WORK TO DO
Extract the records below word for word and ignore the images.

EXTRACTED DATA
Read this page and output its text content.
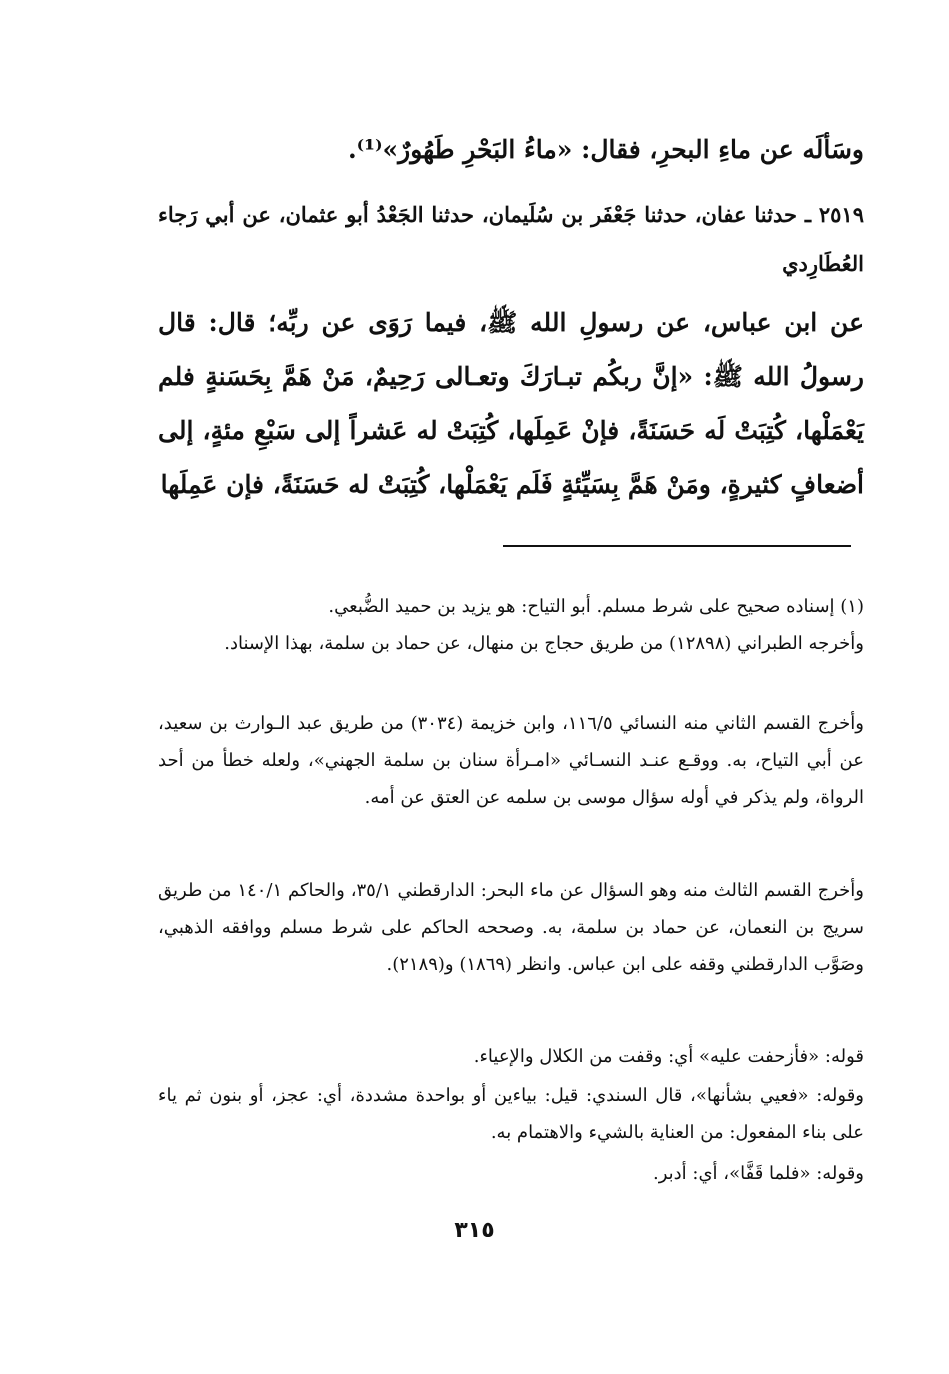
وسَألَه عن ماءِ البحرِ، فقال: «ماءُ البَحْرِ طَهُورٌ»⁽¹⁾.

٢٥١٩ ـ حدثنا عفان، حدثنا جَعْفَر بن سُلَيمان، حدثنا الجَعْدُ أبو عثمان، عن أبي رَجاء العُطَارِدي

عن ابن عباس، عن رسولِ الله ﷺ، فيما رَوَى عن ربِّه؛ قال: قال رسولُ الله ﷺ: «إنَّ ربكُم تبـارَكَ وتعـالى رَحِيمٌ، مَنْ هَمَّ بِحَسَنةٍ فلم يَعْمَلْها، كُتِبَتْ لَه حَسَنَةً، فإنْ عَمِلَها، كُتِبَتْ له عَشراً إلى سَبْعِ مئةٍ، إلى أضعافٍ كثيرةٍ، ومَنْ هَمَّ بِسَيِّئةٍ فَلَم يَعْمَلْها، كُتِبَتْ له حَسَنَةً، فإن عَمِلَها

(١) إسناده صحيح على شرط مسلم. أبو التياح: هو يزيد بن حميد الضُّبعي.

وأخرجه الطبراني (١٢٨٩٨) من طريق حجاج بن منهال، عن حماد بن سلمة، بهذا الإسناد.

وأخرج القسم الثاني منه النسائي ١١٦/٥، وابن خزيمة (٣٠٣٤) من طريق عبد الـوارث بن سعيد، عن أبي التياح، به. ووقـع عنـد النسـائي «امـرأة سنان بن سلمة الجهني»، ولعله خطأ من أحد الرواة، ولم يذكر في أوله سؤال موسى بن سلمه عن العتق عن أمه.

وأخرج القسم الثالث منه وهو السؤال عن ماء البحر: الدارقطني ٣٥/١، والحاكم ١٤٠/١ من طريق سريج بن النعمان، عن حماد بن سلمة، به. وصححه الحاكم على شرط مسلم ووافقه الذهبي، وصَوَّب الدارقطني وقفه على ابن عباس. وانظر (١٨٦٩) و(٢١٨٩).

قوله: «فأزحفت عليه» أي: وقفت من الكلال والإعياء.

وقوله: «فعيي بشأنها»، قال السندي: قيل: بياءين أو بواحدة مشددة، أي: عجز، أو بنون ثم ياء على بناء المفعول: من العناية بالشيء والاهتمام به.

وقوله: «فلما قَفَّا»، أي: أدبر.

٣١٥
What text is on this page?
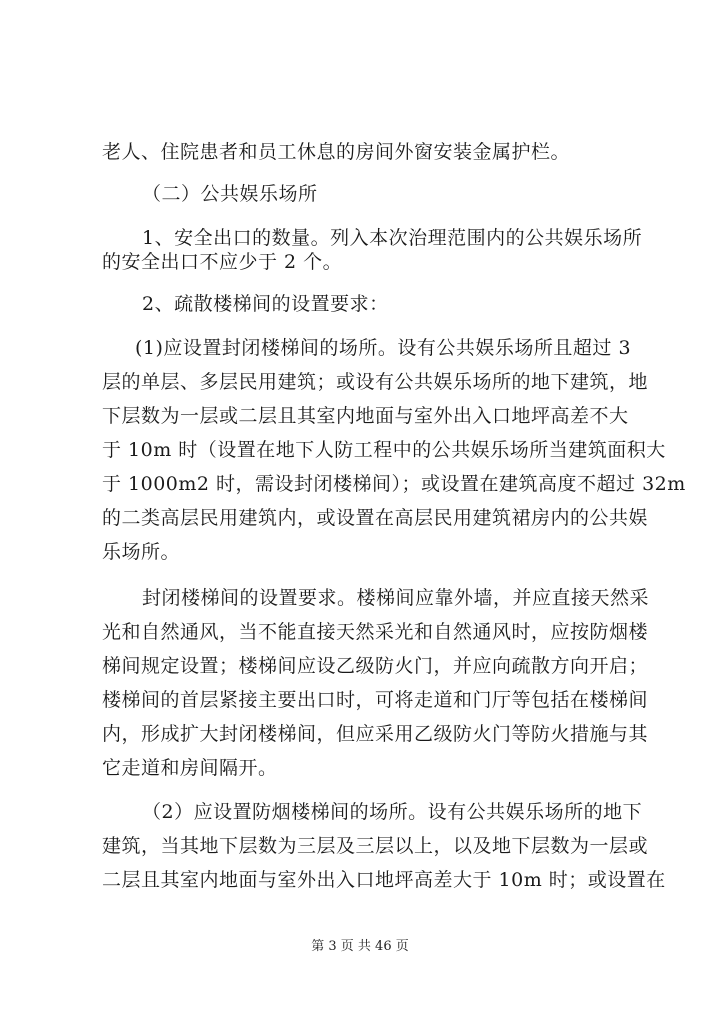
老人、住院患者和员工休息的房间外窗安装金属护栏。
（二）公共娱乐场所
1、安全出口的数量。列入本次治理范围内的公共娱乐场所
的安全出口不应少于 2 个。
2、疏散楼梯间的设置要求：
(1)应设置封闭楼梯间的场所。设有公共娱乐场所且超过 3
层的单层、多层民用建筑；或设有公共娱乐场所的地下建筑，地
下层数为一层或二层且其室内地面与室外出入口地坪高差不大
于 10m 时（设置在地下人防工程中的公共娱乐场所当建筑面积大
于 1000m2 时，需设封闭楼梯间）；或设置在建筑高度不超过 32m
的二类高层民用建筑内，或设置在高层民用建筑裙房内的公共娱
乐场所。
封闭楼梯间的设置要求。楼梯间应靠外墙，并应直接天然采
光和自然通风，当不能直接天然采光和自然通风时，应按防烟楼
梯间规定设置；楼梯间应设乙级防火门，并应向疏散方向开启；
楼梯间的首层紧接主要出口时，可将走道和门厅等包括在楼梯间
内，形成扩大封闭楼梯间，但应采用乙级防火门等防火措施与其
它走道和房间隔开。
（2）应设置防烟楼梯间的场所。设有公共娱乐场所的地下
建筑，当其地下层数为三层及三层以上，以及地下层数为一层或
二层且其室内地面与室外出入口地坪高差大于 10m 时；或设置在
第 3 页 共 46 页
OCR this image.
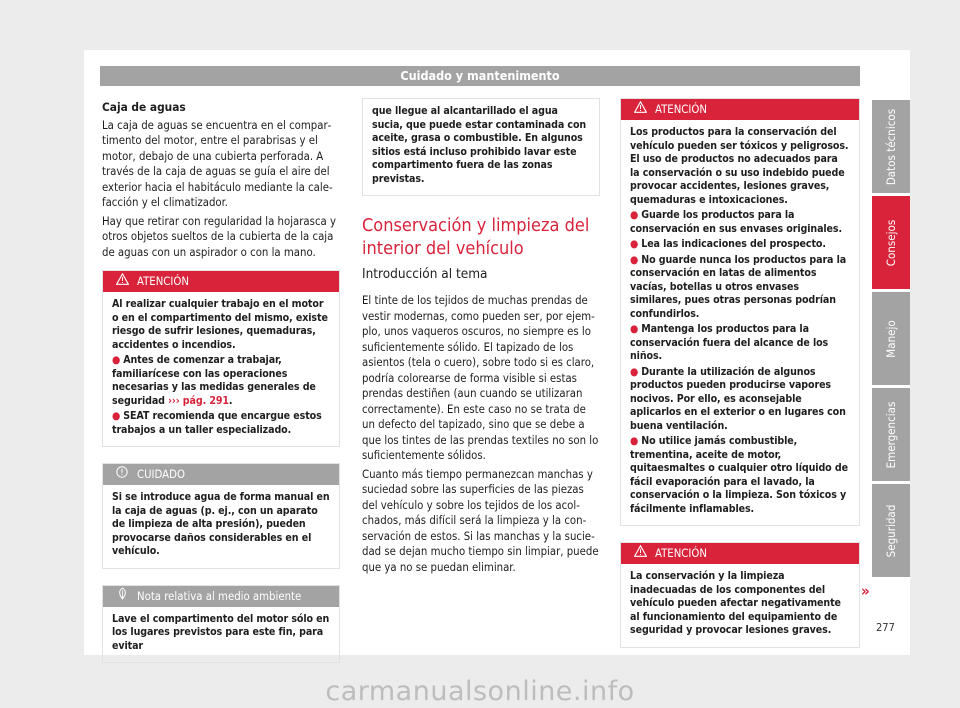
Cuidado y mantenimento
Caja de aguas

La caja de aguas se encuentra en el compartimento del motor, entre el parabrisas y el motor, debajo de una cubierta perforada. A través de la caja de aguas se guía el aire del exterior hacia el habitáculo mediante la calefacción y el climatizador.

Hay que retirar con regularidad la hojarasca y otros objetos sueltos de la cubierta de la caja de aguas con un aspirador o con la mano.

ATENCIÓN

Al realizar cualquier trabajo en el motor o en el compartimento del mismo, existe riesgo de sufrir lesiones, quemaduras, accidentes o incendios.

● Antes de comenzar a trabajar, familiarícese con las operaciones necesarias y las medidas generales de seguridad ››› pág. 291.

● SEAT recomienda que encargue estos trabajos a un taller especializado.

CUIDADO

Si se introduce agua de forma manual en la caja de aguas (p. ej., con un aparato de limpieza de alta presión), pueden provocarse daños considerables en el vehículo.

Nota relativa al medio ambiente

Lave el compartimento del motor sólo en los lugares previstos para este fin, para evitar

que llegue al alcantarillado el agua sucia, que puede estar contaminada con aceite, grasa o combustible. En algunos sitios está incluso prohibido lavar este compartimento fuera de las zonas previstas.

Conservación y limpieza del interior del vehículo
Introducción al tema

El tinte de los tejidos de muchas prendas de vestir modernas, como pueden ser, por ejemplo, unos vaqueros oscuros, no siempre es lo suficientemente sólido. El tapizado de los asientos (tela o cuero), sobre todo si es claro, podría colorearse de forma visible si estas prendas destiñen (aun cuando se utilizaran correctamente). En este caso no se trata de un defecto del tapizado, sino que se debe a que los tintes de las prendas textiles no son lo suficientemente sólidos.

Cuanto más tiempo permanezcan manchas y suciedad sobre las superficies de las piezas del vehículo y sobre los tejidos de los acolchados, más difícil será la limpieza y la conservación de estos. Si las manchas y la suciedad se dejan mucho tiempo sin limpiar, puede que ya no se puedan eliminar.

ATENCIÓN

Los productos para la conservación del vehículo pueden ser tóxicos y peligrosos. El uso de productos no adecuados para la conservación o su uso indebido puede provocar accidentes, lesiones graves, quemaduras e intoxicaciones.

● Guarde los productos para la conservación en sus envases originales.

● Lea las indicaciones del prospecto.

● No guarde nunca los productos para la conservación en latas de alimentos vacías, botellas u otros envases similares, pues otras personas podrían confundirlos.

● Mantenga los productos para la conservación fuera del alcance de los niños.

● Durante la utilización de algunos productos pueden producirse vapores nocivos. Por ello, es aconsejable aplicarlos en el exterior o en lugares con buena ventilación.

● No utilice jamás combustible, trementina, aceite de motor, quitaesmaltes o cualquier otro líquido de fácil evaporación para el lavado, la conservación o la limpieza. Son tóxicos y fácilmente inflamables.

ATENCIÓN

La conservación y la limpieza inadecuadas de los componentes del vehículo pueden afectar negativamente al funcionamiento del equipamiento de seguridad y provocar lesiones graves.

»
Datos técnicos
Consejos
Manejo
Emergencias
Seguridad
277
carmanualsonline.info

TASK RESULT
Read this page and output its text content.
وسَألَه عن ماءِ البحرِ، فقال: «ماءُ البَحْرِ طَهُورٌ»⁽¹⁾.

٢٥١٩ ـ حدثنا عفان، حدثنا جَعْفَر بن سُلَيمان، حدثنا الجَعْدُ أبو عثمان، عن أبي رَجاء العُطَارِدي

عن ابن عباس، عن رسولِ الله ﷺ، فيما رَوَى عن ربِّه؛ قال: قال رسولُ الله ﷺ: «إنَّ ربكُم تبـارَكَ وتعـالى رَحِيمٌ، مَنْ هَمَّ بِحَسَنةٍ فلم يَعْمَلْها، كُتِبَتْ لَه حَسَنَةً، فإنْ عَمِلَها، كُتِبَتْ له عَشراً إلى سَبْعِ مئةٍ، إلى أضعافٍ كثيرةٍ، ومَنْ هَمَّ بِسَيِّئةٍ فَلَم يَعْمَلْها، كُتِبَتْ له حَسَنَةً، فإن عَمِلَها

(١) إسناده صحيح على شرط مسلم. أبو التياح: هو يزيد بن حميد الضُّبعي.

وأخرجه الطبراني (١٢٨٩٨) من طريق حجاج بن منهال، عن حماد بن سلمة، بهذا الإسناد.

وأخرج القسم الثاني منه النسائي ١١٦/٥، وابن خزيمة (٣٠٣٤) من طريق عبد الـوارث بن سعيد، عن أبي التياح، به. ووقـع عنـد النسـائي «امـرأة سنان بن سلمة الجهني»، ولعله خطأ من أحد الرواة، ولم يذكر في أوله سؤال موسى بن سلمه عن العتق عن أمه.

وأخرج القسم الثالث منه وهو السؤال عن ماء البحر: الدارقطني ٣٥/١، والحاكم ١٤٠/١ من طريق سريج بن النعمان، عن حماد بن سلمة، به. وصححه الحاكم على شرط مسلم ووافقه الذهبي، وصَوَّب الدارقطني وقفه على ابن عباس. وانظر (١٨٦٩) و(٢١٨٩).

قوله: «فأزحفت عليه» أي: وقفت من الكلال والإعياء.

وقوله: «فعيي بشأنها»، قال السندي: قيل: بياءين أو بواحدة مشددة، أي: عجز، أو بنون ثم ياء على بناء المفعول: من العناية بالشيء والاهتمام به.

وقوله: «فلما قَفَّا»، أي: أدبر.

٣١٥
What text is on this page?
老人、住院患者和员工休息的房间外窗安装金属护栏。
（二）公共娱乐场所
1、安全出口的数量。列入本次治理范围内的公共娱乐场所
的安全出口不应少于 2 个。
2、疏散楼梯间的设置要求：
(1)应设置封闭楼梯间的场所。设有公共娱乐场所且超过 3
层的单层、多层民用建筑；或设有公共娱乐场所的地下建筑，地
下层数为一层或二层且其室内地面与室外出入口地坪高差不大
于 10m 时（设置在地下人防工程中的公共娱乐场所当建筑面积大
于 1000m2 时，需设封闭楼梯间）；或设置在建筑高度不超过 32m
的二类高层民用建筑内，或设置在高层民用建筑裙房内的公共娱
乐场所。
封闭楼梯间的设置要求。楼梯间应靠外墙，并应直接天然采
光和自然通风，当不能直接天然采光和自然通风时，应按防烟楼
梯间规定设置；楼梯间应设乙级防火门，并应向疏散方向开启；
楼梯间的首层紧接主要出口时，可将走道和门厅等包括在楼梯间
内，形成扩大封闭楼梯间，但应采用乙级防火门等防火措施与其
它走道和房间隔开。
（2）应设置防烟楼梯间的场所。设有公共娱乐场所的地下
建筑，当其地下层数为三层及三层以上，以及地下层数为一层或
二层且其室内地面与室外出入口地坪高差大于 10m 时；或设置在
第 3 页 共 46 页
OCR this image.
Cuidado y mantenimento
Caja de aguas

La caja de aguas se encuentra en el compartimento del motor, entre el parabrisas y el motor, debajo de una cubierta perforada. A través de la caja de aguas se guía el aire del exterior hacia el habitáculo mediante la calefacción y el climatizador.

Hay que retirar con regularidad la hojarasca y otros objetos sueltos de la cubierta de la caja de aguas con un aspirador o con la mano.

ATENCIÓN

Al realizar cualquier trabajo en el motor o en el compartimento del mismo, existe riesgo de sufrir lesiones, quemaduras, accidentes o incendios.

● Antes de comenzar a trabajar, familiarícese con las operaciones necesarias y las medidas generales de seguridad ››› pág. 291.

● SEAT recomienda que encargue estos trabajos a un taller especializado.

CUIDADO

Si se introduce agua de forma manual en la caja de aguas (p. ej., con un aparato de limpieza de alta presión), pueden provocarse daños considerables en el vehículo.

Nota relativa al medio ambiente

Lave el compartimento del motor sólo en los lugares previstos para este fin, para evitar

que llegue al alcantarillado el agua sucia, que puede estar contaminada con aceite, grasa o combustible. En algunos sitios está incluso prohibido lavar este compartimento fuera de las zonas previstas.

Conservación y limpieza del interior del vehículo
Introducción al tema

El tinte de los tejidos de muchas prendas de vestir modernas, como pueden ser, por ejemplo, unos vaqueros oscuros, no siempre es lo suficientemente sólido. El tapizado de los asientos (tela o cuero), sobre todo si es claro, podría colorearse de forma visible si estas prendas destiñen (aun cuando se utilizaran correctamente). En este caso no se trata de un defecto del tapizado, sino que se debe a que los tintes de las prendas textiles no son lo suficientemente sólidos.

Cuanto más tiempo permanezcan manchas y suciedad sobre las superficies de las piezas del vehículo y sobre los tejidos de los acolchados, más difícil será la limpieza y la conservación de estos. Si las manchas y la suciedad se dejan mucho tiempo sin limpiar, puede que ya no se puedan eliminar.

ATENCIÓN

Los productos para la conservación del vehículo pueden ser tóxicos y peligrosos. El uso de productos no adecuados para la conservación o su uso indebido puede provocar accidentes, lesiones graves, quemaduras e intoxicaciones.

● Guarde los productos para la conservación en sus envases originales.

● Lea las indicaciones del prospecto.

● No guarde nunca los productos para la conservación en latas de alimentos vacías, botellas u otros envases similares, pues otras personas podrían confundirlos.

● Mantenga los productos para la conservación fuera del alcance de los niños.

● Durante la utilización de algunos productos pueden producirse vapores nocivos. Por ello, es aconsejable aplicarlos en el exterior o en lugares con buena ventilación.

● No utilice jamás combustible, trementina, aceite de motor, quitaesmaltes o cualquier otro líquido de fácil evaporación para el lavado, la conservación o la limpieza. Son tóxicos y fácilmente inflamables.

ATENCIÓN

La conservación y la limpieza inadecuadas de los componentes del vehículo pueden afectar negativamente al funcionamiento del equipamiento de seguridad y provocar lesiones graves.

»
Datos técnicos
Consejos
Manejo
Emergencias
Seguridad
277
carmanualsonline.info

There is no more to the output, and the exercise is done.